(Element-and-box listings)

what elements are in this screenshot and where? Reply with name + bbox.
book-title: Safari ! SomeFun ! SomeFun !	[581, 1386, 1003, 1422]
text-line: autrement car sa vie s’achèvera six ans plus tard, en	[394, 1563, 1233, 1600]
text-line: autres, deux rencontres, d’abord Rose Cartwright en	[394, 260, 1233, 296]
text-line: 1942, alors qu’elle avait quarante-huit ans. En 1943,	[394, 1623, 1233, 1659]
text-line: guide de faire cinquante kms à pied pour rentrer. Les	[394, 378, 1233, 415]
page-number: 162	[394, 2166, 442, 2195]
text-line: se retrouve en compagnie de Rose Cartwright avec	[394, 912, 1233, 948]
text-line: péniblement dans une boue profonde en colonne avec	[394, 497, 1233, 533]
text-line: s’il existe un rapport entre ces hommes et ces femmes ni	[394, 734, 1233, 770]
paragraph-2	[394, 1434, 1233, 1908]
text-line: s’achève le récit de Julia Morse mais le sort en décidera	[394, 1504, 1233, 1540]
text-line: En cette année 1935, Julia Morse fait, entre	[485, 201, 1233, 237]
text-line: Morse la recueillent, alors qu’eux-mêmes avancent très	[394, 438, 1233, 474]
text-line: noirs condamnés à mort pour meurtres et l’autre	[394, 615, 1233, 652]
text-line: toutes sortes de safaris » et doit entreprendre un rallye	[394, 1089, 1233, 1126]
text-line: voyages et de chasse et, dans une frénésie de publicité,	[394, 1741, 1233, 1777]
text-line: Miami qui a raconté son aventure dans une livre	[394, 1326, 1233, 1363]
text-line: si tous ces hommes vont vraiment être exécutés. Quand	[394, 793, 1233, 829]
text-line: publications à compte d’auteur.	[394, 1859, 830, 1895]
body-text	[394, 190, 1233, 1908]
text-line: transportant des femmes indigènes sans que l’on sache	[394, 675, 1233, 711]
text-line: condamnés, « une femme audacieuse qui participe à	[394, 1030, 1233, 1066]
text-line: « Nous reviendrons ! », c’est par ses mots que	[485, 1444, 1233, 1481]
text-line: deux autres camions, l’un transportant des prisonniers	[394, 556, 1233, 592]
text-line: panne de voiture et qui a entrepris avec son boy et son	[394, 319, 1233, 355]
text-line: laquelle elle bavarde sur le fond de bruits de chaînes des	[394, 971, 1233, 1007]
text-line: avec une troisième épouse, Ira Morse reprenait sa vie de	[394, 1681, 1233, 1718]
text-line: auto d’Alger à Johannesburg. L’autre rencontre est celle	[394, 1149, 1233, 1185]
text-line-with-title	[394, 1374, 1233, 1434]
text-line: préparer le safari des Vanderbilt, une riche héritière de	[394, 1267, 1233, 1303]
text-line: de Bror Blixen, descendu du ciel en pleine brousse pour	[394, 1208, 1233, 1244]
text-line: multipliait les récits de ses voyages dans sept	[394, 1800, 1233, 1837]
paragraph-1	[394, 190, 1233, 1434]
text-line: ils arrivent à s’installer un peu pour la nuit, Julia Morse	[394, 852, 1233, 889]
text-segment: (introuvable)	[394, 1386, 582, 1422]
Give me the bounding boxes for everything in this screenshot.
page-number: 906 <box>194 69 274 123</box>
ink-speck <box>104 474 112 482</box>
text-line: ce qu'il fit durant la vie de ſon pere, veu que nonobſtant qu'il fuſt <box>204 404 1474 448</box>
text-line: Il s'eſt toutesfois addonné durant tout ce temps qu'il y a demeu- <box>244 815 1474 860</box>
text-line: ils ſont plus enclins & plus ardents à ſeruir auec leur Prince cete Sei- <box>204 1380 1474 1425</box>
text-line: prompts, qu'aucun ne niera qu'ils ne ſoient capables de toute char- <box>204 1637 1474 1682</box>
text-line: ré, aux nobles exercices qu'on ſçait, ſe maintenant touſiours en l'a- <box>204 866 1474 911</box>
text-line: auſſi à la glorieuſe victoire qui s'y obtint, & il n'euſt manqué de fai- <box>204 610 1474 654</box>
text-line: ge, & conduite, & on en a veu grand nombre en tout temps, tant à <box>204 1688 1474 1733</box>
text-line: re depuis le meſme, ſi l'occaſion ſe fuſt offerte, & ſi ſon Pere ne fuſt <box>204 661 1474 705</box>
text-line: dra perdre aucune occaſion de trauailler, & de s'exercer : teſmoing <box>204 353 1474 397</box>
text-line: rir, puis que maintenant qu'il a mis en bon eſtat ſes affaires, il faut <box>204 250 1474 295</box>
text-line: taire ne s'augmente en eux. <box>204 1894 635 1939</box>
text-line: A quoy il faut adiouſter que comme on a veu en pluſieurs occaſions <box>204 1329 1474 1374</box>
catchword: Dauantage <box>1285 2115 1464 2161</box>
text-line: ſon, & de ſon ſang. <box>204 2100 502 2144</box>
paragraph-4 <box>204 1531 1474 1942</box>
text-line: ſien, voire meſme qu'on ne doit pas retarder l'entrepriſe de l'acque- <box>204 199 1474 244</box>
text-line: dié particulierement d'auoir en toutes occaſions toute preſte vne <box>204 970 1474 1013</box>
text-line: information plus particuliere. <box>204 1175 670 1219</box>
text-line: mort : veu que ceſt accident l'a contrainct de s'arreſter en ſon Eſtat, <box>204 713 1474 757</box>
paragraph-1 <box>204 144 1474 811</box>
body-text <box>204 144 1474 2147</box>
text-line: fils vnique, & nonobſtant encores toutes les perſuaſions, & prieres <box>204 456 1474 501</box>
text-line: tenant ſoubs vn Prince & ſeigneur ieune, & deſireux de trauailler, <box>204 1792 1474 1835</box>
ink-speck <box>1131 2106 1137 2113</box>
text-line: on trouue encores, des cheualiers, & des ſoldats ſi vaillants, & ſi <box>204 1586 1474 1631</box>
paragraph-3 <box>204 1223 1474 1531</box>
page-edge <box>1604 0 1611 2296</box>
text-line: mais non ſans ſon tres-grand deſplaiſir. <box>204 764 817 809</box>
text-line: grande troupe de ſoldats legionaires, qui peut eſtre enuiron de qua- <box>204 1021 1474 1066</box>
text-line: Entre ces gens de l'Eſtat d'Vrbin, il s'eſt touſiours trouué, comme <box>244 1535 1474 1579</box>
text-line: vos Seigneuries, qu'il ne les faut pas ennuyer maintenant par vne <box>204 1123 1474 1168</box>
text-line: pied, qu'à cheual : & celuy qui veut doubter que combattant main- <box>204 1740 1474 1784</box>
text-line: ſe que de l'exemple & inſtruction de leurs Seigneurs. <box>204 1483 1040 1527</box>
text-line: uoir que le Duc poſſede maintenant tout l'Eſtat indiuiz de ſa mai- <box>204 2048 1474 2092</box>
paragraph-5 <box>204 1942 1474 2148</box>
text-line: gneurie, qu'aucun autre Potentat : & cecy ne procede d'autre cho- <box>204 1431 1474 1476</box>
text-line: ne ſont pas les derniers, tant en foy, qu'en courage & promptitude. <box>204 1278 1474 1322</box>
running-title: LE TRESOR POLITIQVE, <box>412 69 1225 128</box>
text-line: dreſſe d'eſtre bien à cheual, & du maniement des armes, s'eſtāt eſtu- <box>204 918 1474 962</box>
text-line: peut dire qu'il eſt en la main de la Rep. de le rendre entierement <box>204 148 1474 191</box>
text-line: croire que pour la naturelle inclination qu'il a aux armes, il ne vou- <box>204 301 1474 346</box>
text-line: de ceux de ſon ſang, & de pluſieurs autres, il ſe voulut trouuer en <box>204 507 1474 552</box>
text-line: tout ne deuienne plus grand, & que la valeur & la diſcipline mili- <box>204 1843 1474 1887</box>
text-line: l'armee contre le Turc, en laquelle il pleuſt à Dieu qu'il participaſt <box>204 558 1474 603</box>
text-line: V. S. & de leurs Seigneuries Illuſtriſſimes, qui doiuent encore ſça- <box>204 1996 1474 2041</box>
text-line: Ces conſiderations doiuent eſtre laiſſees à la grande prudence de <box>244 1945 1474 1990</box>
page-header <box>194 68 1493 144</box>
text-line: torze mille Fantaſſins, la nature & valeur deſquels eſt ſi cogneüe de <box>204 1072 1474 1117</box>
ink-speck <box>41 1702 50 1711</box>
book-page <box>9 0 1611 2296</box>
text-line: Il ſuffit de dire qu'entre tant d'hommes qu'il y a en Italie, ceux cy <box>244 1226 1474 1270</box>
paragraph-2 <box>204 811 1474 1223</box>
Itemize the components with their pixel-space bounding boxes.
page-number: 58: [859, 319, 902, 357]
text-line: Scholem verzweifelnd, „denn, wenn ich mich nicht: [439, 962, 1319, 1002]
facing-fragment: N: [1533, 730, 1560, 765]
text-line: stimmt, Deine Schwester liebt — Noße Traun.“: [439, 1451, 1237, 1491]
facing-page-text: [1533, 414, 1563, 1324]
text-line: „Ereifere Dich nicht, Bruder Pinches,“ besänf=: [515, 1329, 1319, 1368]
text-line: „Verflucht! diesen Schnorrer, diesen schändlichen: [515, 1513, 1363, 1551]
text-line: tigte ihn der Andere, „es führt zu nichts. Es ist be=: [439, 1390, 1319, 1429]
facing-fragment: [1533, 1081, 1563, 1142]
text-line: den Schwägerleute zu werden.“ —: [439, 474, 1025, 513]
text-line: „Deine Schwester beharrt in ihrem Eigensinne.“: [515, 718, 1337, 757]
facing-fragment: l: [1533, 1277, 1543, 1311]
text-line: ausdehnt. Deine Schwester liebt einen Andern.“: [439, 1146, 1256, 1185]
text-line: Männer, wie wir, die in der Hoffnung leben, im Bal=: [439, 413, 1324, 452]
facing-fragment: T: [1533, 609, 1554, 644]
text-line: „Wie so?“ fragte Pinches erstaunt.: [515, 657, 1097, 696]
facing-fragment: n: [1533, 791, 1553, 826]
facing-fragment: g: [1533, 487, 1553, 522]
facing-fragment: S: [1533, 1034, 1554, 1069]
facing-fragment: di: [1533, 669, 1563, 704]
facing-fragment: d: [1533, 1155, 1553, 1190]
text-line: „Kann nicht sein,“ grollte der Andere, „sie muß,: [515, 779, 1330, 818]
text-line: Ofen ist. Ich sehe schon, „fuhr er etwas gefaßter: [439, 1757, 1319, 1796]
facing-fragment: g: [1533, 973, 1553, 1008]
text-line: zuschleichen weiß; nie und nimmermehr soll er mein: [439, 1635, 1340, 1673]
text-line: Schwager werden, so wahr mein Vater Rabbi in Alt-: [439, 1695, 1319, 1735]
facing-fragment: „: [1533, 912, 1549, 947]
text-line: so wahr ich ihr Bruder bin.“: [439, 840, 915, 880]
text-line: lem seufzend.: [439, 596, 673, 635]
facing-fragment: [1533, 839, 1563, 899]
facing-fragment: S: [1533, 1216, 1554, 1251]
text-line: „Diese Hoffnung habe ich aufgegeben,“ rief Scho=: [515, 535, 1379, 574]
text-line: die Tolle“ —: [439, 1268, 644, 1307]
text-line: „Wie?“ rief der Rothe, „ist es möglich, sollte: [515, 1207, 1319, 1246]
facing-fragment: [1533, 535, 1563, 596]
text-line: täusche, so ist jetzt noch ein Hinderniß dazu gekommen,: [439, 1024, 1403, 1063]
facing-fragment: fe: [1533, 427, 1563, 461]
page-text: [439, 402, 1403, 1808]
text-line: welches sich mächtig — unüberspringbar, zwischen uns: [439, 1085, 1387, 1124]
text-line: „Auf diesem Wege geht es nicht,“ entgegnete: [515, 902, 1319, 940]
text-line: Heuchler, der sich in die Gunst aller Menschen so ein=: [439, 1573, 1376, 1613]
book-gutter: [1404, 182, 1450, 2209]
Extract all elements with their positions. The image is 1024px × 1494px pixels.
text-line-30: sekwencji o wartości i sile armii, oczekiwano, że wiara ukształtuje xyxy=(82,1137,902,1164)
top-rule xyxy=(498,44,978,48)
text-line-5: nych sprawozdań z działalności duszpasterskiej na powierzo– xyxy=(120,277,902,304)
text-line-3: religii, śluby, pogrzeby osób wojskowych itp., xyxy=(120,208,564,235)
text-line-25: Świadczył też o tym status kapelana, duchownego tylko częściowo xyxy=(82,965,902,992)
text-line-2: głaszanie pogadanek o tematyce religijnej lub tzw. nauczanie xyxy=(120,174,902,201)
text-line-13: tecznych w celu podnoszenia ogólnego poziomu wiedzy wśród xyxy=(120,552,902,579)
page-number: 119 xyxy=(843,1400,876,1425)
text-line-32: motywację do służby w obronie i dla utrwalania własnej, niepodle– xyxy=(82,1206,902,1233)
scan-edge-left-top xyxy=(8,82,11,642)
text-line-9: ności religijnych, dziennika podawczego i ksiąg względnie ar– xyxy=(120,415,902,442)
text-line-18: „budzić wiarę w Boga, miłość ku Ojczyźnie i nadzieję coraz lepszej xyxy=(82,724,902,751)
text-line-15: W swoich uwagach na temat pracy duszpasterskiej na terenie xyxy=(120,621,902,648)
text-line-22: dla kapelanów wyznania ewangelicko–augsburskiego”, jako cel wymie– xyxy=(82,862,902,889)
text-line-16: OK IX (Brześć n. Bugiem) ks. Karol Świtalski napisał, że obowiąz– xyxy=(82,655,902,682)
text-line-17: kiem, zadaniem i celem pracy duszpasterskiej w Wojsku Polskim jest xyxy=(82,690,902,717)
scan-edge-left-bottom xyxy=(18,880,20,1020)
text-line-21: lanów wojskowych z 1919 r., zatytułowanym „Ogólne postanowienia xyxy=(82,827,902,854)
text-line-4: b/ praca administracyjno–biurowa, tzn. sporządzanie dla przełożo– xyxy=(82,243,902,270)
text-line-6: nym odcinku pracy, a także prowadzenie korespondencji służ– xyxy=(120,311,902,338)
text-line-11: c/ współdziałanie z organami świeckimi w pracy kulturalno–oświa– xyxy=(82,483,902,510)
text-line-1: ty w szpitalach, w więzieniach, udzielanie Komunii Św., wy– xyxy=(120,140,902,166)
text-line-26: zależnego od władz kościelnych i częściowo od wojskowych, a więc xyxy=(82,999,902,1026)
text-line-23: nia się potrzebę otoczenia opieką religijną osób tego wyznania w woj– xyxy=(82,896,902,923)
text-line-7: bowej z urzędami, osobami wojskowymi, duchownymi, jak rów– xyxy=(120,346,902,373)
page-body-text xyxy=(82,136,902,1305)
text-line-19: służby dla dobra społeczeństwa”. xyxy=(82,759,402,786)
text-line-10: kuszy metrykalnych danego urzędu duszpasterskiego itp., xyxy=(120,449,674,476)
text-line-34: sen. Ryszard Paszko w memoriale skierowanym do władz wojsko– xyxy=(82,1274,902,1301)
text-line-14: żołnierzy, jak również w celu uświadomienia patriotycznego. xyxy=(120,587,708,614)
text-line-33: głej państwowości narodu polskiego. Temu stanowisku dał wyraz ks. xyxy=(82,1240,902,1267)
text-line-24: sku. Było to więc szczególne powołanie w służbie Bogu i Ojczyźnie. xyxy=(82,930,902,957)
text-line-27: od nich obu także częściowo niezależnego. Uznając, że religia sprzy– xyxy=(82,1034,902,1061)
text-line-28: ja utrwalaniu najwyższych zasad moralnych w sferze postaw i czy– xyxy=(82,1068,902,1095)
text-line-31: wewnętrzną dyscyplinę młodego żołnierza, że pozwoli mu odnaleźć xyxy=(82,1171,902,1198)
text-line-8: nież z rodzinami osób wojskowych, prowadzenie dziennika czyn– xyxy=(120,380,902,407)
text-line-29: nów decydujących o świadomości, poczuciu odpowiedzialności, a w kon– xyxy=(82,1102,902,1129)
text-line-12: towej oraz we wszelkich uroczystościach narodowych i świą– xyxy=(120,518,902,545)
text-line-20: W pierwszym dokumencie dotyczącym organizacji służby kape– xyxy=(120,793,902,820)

**WHAT TO WORK ON**
Update the rows starting at the beginning of the rows and ending at the line that contains "text-line: péniblement dans". Replace "bbox" with "bounding box", leave everything else unchanged, and give back only those lines.

**ANSWER IN FULL**
what elements are in this screenshot and where? Reply with name + bounding box.
book-title: Safari ! SomeFun ! SomeFun !	[581, 1386, 1003, 1422]
text-line: autrement car sa vie s’achèvera six ans plus tard, en	[394, 1563, 1233, 1600]
text-line: autres, deux rencontres, d’abord Rose Cartwright en	[394, 260, 1233, 296]
text-line: 1942, alors qu’elle avait quarante-huit ans. En 1943,	[394, 1623, 1233, 1659]
text-line: guide de faire cinquante kms à pied pour rentrer. Les	[394, 378, 1233, 415]
page-number: 162	[394, 2166, 442, 2195]
text-line: se retrouve en compagnie de Rose Cartwright avec	[394, 912, 1233, 948]
text-line: péniblement dans une boue profonde en colonne avec	[394, 497, 1233, 533]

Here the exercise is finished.